• _PROBLEM TO SOLVE_
Copy out each line that includes the word "caso".

• _DATA SUPPLIED_
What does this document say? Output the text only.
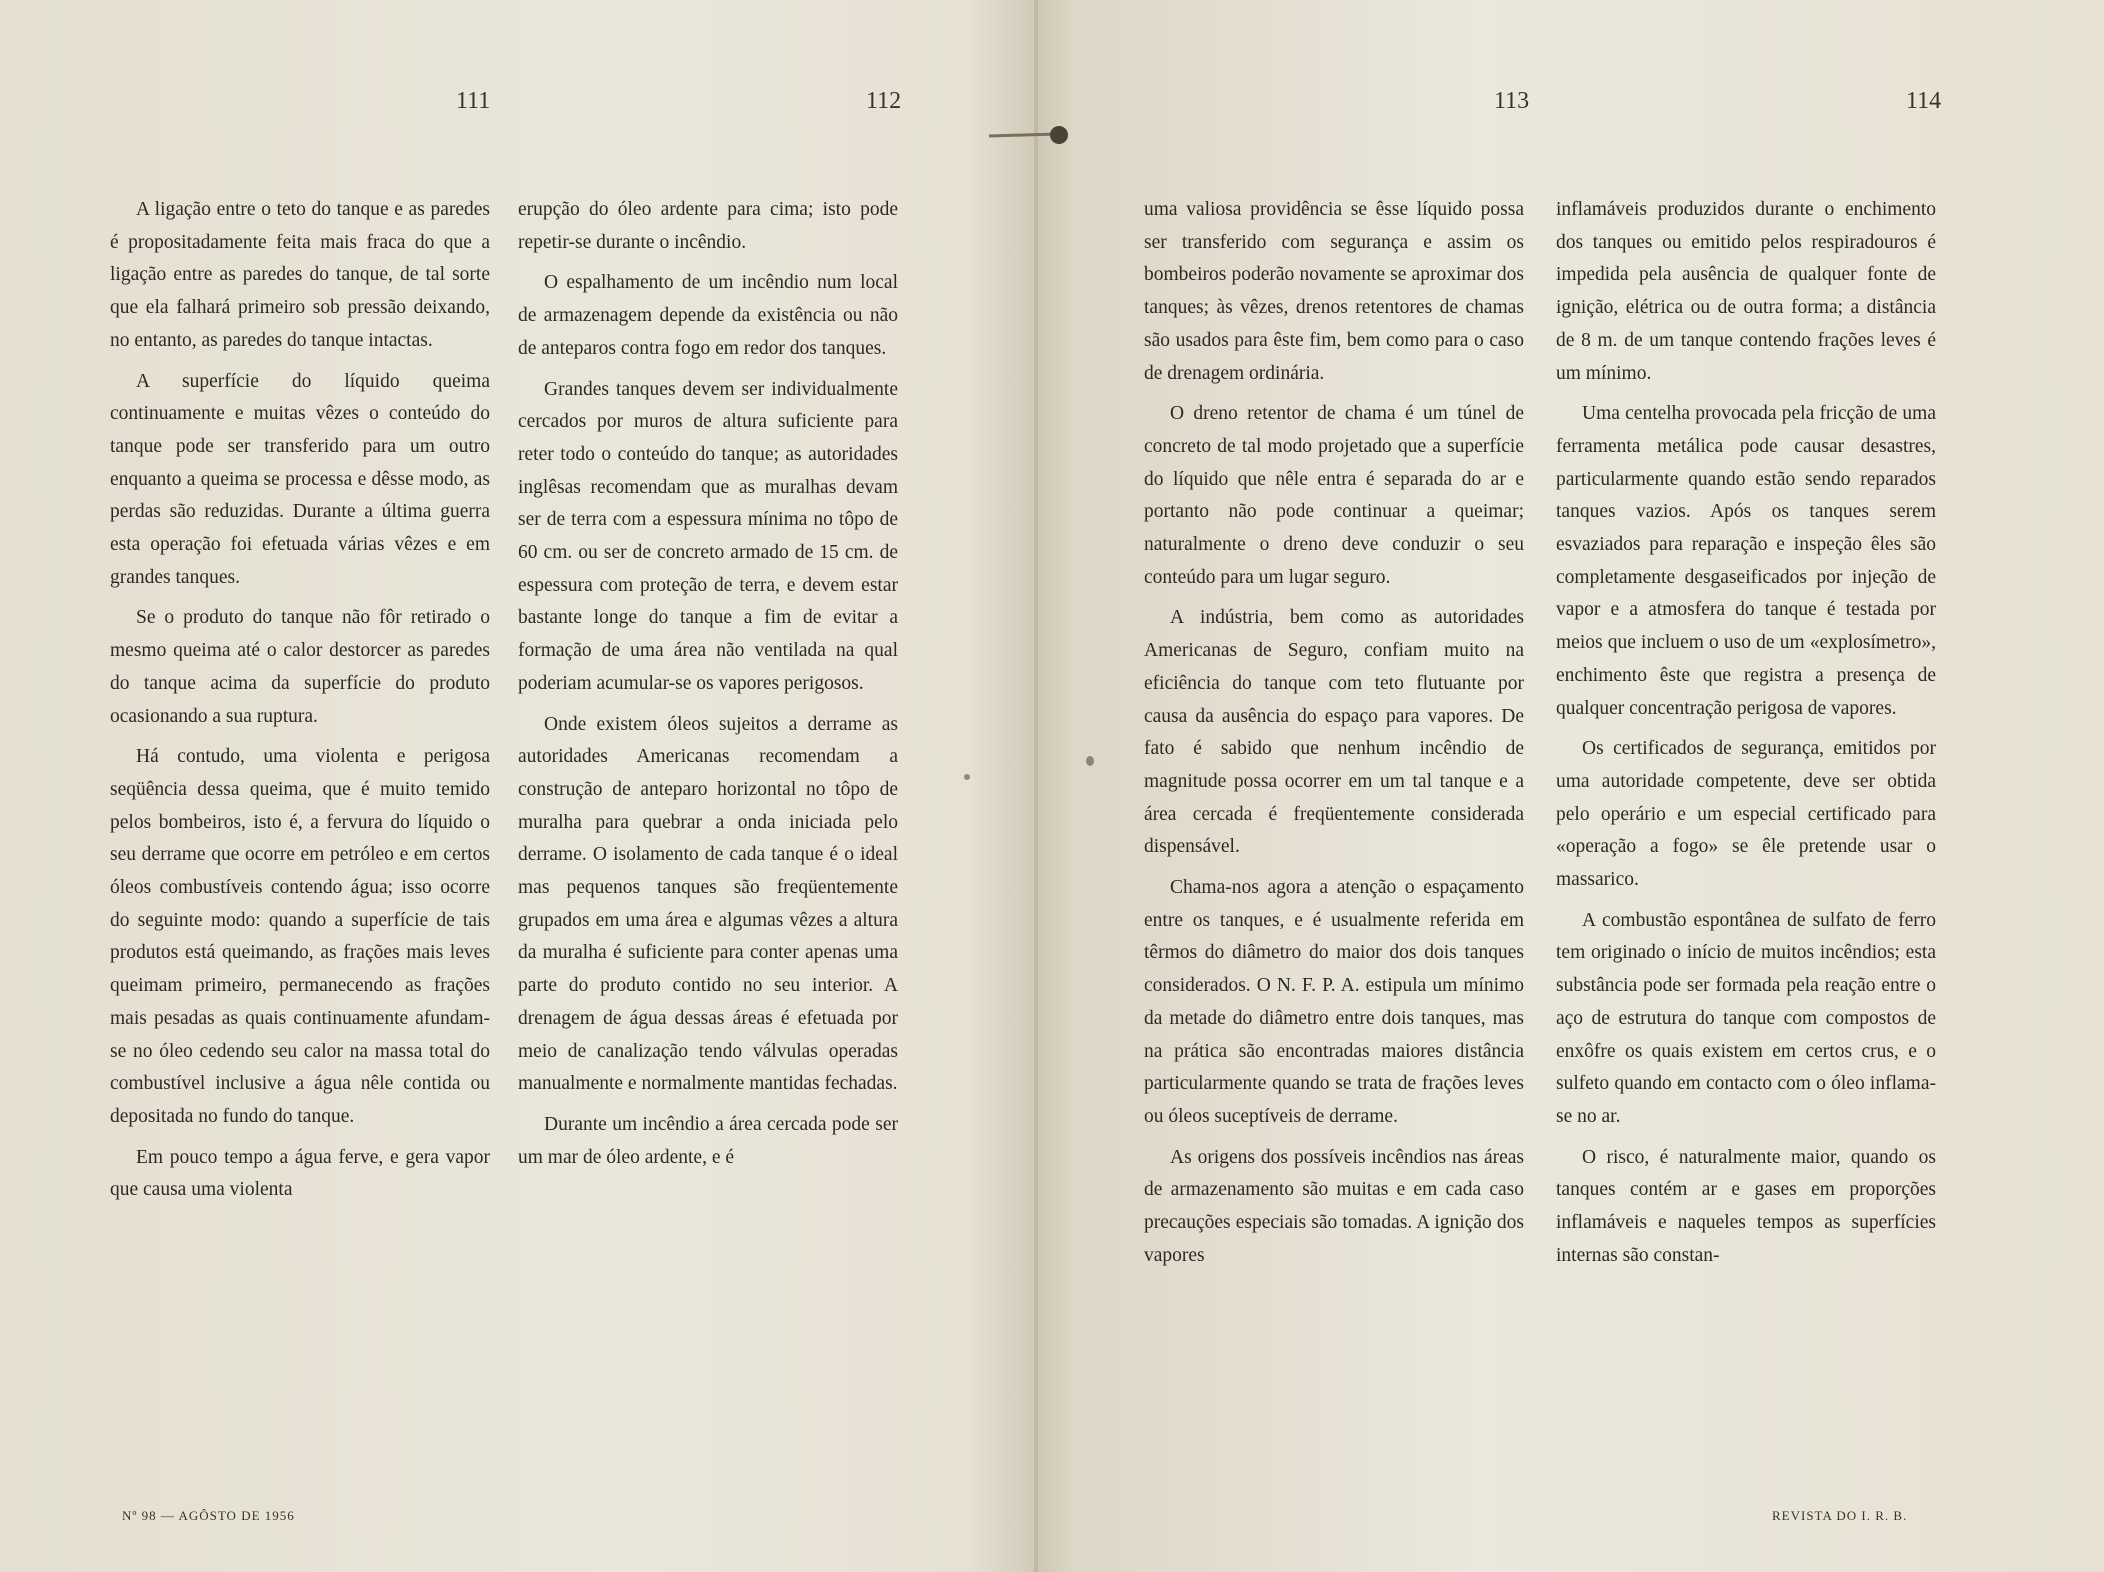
111	112	113	114

A ligação entre o teto do tanque e as paredes é propositadamente feita mais fraca do que a ligação entre as paredes do tanque, de tal sorte que ela falhará primeiro sob pressão deixando, no entanto, as paredes do tanque intactas.

A superfície do líquido queima continuamente e muitas vêzes o conteúdo do tanque pode ser transferido para um outro enquanto a queima se processa e dêsse modo, as perdas são reduzidas. Durante a última guerra esta operação foi efetuada várias vêzes e em grandes tanques.

Se o produto do tanque não fôr retirado o mesmo queima até o calor destorcer as paredes do tanque acima da superfície do produto ocasionando a sua ruptura.

Há contudo, uma violenta e perigosa seqüência dessa queima, que é muito temido pelos bombeiros, isto é, a fervura do líquido o seu derrame que ocorre em petróleo e em certos óleos combustíveis contendo água; isso ocorre do seguinte modo: quando a superfície de tais produtos está queimando, as frações mais leves queimam primeiro, permanecendo as frações mais pesadas as quais continuamente afundam-se no óleo cedendo seu calor na massa total do combustível inclusive a água nêle contida ou depositada no fundo do tanque.

Em pouco tempo a água ferve, e gera vapor que causa uma violenta

erupção do óleo ardente para cima; isto pode repetir-se durante o incêndio.

O espalhamento de um incêndio num local de armazenagem depende da existência ou não de anteparos contra fogo em redor dos tanques.

Grandes tanques devem ser individualmente cercados por muros de altura suficiente para reter todo o conteúdo do tanque; as autoridades inglêsas recomendam que as muralhas devam ser de terra com a espessura mínima no tôpo de 60 cm. ou ser de concreto armado de 15 cm. de espessura com proteção de terra, e devem estar bastante longe do tanque a fim de evitar a formação de uma área não ventilada na qual poderiam acumular-se os vapores perigosos.

Onde existem óleos sujeitos a derrame as autoridades Americanas recomendam a construção de anteparo horizontal no tôpo de muralha para quebrar a onda iniciada pelo derrame. O isolamento de cada tanque é o ideal mas pequenos tanques são freqüentemente grupados em uma área e algumas vêzes a altura da muralha é suficiente para conter apenas uma parte do produto contido no seu interior. A drenagem de água dessas áreas é efetuada por meio de canalização tendo válvulas operadas manualmente e normalmente mantidas fechadas.

Durante um incêndio a área cercada pode ser um mar de óleo ardente, e é

uma valiosa providência se êsse líquido possa ser transferido com segurança e assim os bombeiros poderão novamente se aproximar dos tanques; às vêzes, drenos retentores de chamas são usados para êste fim, bem como para o caso de drenagem ordinária.

O dreno retentor de chama é um túnel de concreto de tal modo projetado que a superfície do líquido que nêle entra é separada do ar e portanto não pode continuar a queimar; naturalmente o dreno deve conduzir o seu conteúdo para um lugar seguro.

A indústria, bem como as autoridades Americanas de Seguro, confiam muito na eficiência do tanque com teto flutuante por causa da ausência do espaço para vapores. De fato é sabido que nenhum incêndio de magnitude possa ocorrer em um tal tanque e a área cercada é freqüentemente considerada dispensável.

Chama-nos agora a atenção o espaçamento entre os tanques, e é usualmente referida em têrmos do diâmetro do maior dos dois tanques considerados. O N. F. P. A. estipula um mínimo da metade do diâmetro entre dois tanques, mas na prática são encontradas maiores distância particularmente quando se trata de frações leves ou óleos suceptíveis de derrame.

As origens dos possíveis incêndios nas áreas de armazenamento são muitas e em cada caso precauções especiais são tomadas. A ignição dos vapores

inflamáveis produzidos durante o enchimento dos tanques ou emitido pelos respiradouros é impedida pela ausência de qualquer fonte de ignição, elétrica ou de outra forma; a distância de 8 m. de um tanque contendo frações leves é um mínimo.

Uma centelha provocada pela fricção de uma ferramenta metálica pode causar desastres, particularmente quando estão sendo reparados tanques vazios. Após os tanques serem esvaziados para reparação e inspeção êles são completamente desgaseificados por injeção de vapor e a atmosfera do tanque é testada por meios que incluem o uso de um «explosímetro», enchimento êste que registra a presença de qualquer concentração perigosa de vapores.

Os certificados de segurança, emitidos por uma autoridade competente, deve ser obtida pelo operário e um especial certificado para «operação a fogo» se êle pretende usar o massarico.

A combustão espontânea de sulfato de ferro tem originado o início de muitos incêndios; esta substância pode ser formada pela reação entre o aço de estrutura do tanque com compostos de enxôfre os quais existem em certos crus, e o sulfeto quando em contacto com o óleo inflama-se no ar.

O risco, é naturalmente maior, quando os tanques contém ar e gases em proporções inflamáveis e naqueles tempos as superfícies internas são constan-

Nº 98 — AGÔSTO DE 1956	REVISTA DO I. R. B.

• _WRITTEN SOLUTION_
uma valiosa providência se êsse líquido possa ser transferido com segurança e assim os bombeiros poderão novamente se aproximar dos tanques; às vêzes, drenos retentores de chamas são usados para êste fim, bem como para o caso de drenagem ordinária.
As origens dos possíveis incêndios nas áreas de armazenamento são muitas e em cada caso precauções especiais são tomadas. A ignição dos vapores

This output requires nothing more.